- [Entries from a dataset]
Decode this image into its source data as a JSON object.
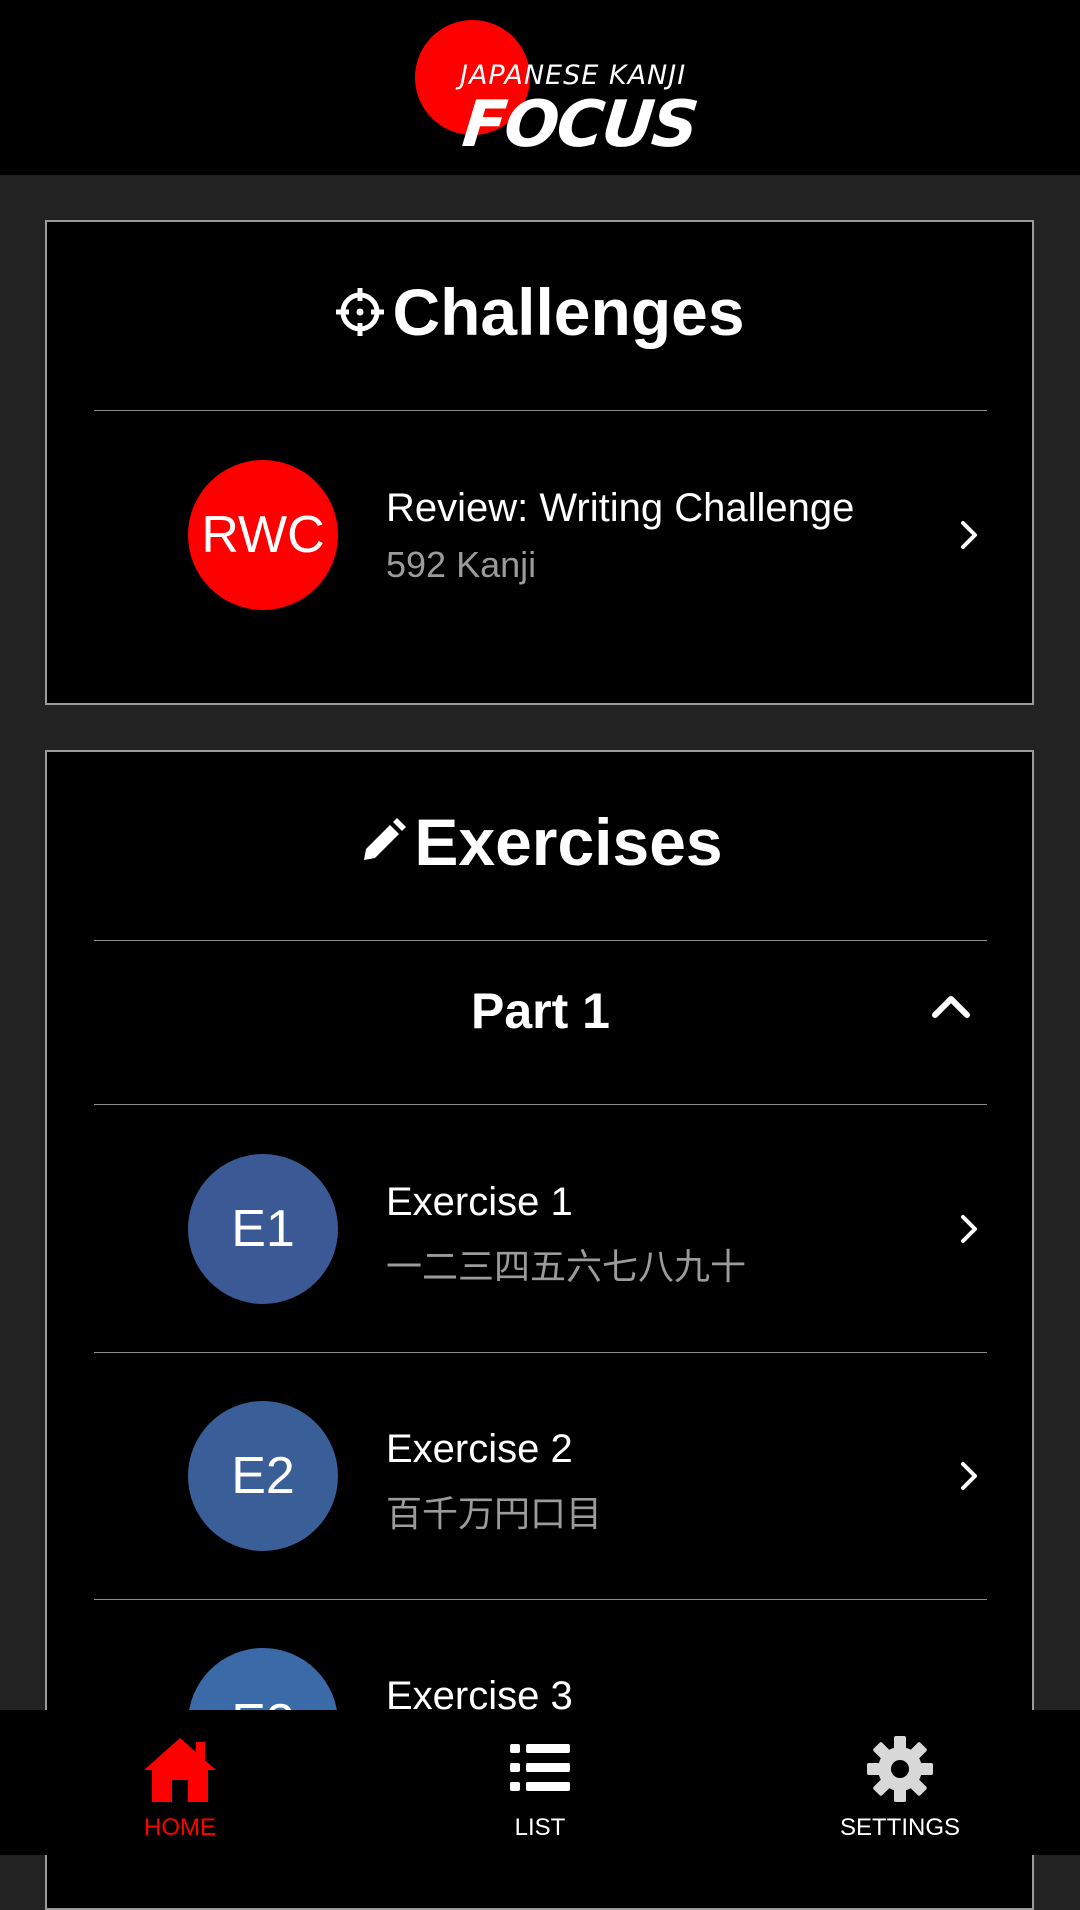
{
  "app": {
    "logo_line1": "JAPANESE KANJI",
    "logo_line2": "FOCUS"
  },
  "challenges": {
    "title": "Challenges",
    "items": [
      {
        "avatar": "RWC",
        "title": "Review: Writing Challenge",
        "subtitle": "592 Kanji",
        "color": "#ff0000"
      }
    ]
  },
  "exercises": {
    "title": "Exercises",
    "part_label": "Part 1",
    "items": [
      {
        "avatar": "E1",
        "title": "Exercise 1",
        "subtitle": "一二三四五六七八九十",
        "color": "#3b5a95"
      },
      {
        "avatar": "E2",
        "title": "Exercise 2",
        "subtitle": "百千万円口目",
        "color": "#3a5f98"
      },
      {
        "avatar": "E3",
        "title": "Exercise 3",
        "subtitle": "",
        "color": "#3a6aa8"
      }
    ]
  },
  "nav": {
    "home": "HOME",
    "list": "LIST",
    "settings": "SETTINGS",
    "active_color": "#ff0000"
  }
}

- [WHAT IS REQUIRED]
The data above needs to be retyped exactly, with the images left out.

- [RESPONSE]
Decode this image into its source data as a JSON object.
{
  "app": {
    "logo_line1": "JAPANESE KANJI",
    "logo_line2": "FOCUS"
  },
  "challenges": {
    "title": "Challenges",
    "items": [
      {
        "avatar": "RWC",
        "title": "Review: Writing Challenge",
        "subtitle": "592 Kanji",
        "color": "#ff0000"
      }
    ]
  },
  "exercises": {
    "title": "Exercises",
    "part_label": "Part 1",
    "items": [
      {
        "avatar": "E1",
        "title": "Exercise 1",
        "subtitle": "一二三四五六七八九十",
        "color": "#3b5a95"
      },
      {
        "avatar": "E2",
        "title": "Exercise 2",
        "subtitle": "百千万円口目",
        "color": "#3a5f98"
      },
      {
        "avatar": "E3",
        "title": "Exercise 3",
        "subtitle": "",
        "color": "#3a6aa8"
      }
    ]
  },
  "nav": {
    "home": "HOME",
    "list": "LIST",
    "settings": "SETTINGS",
    "active_color": "#ff0000"
  }
}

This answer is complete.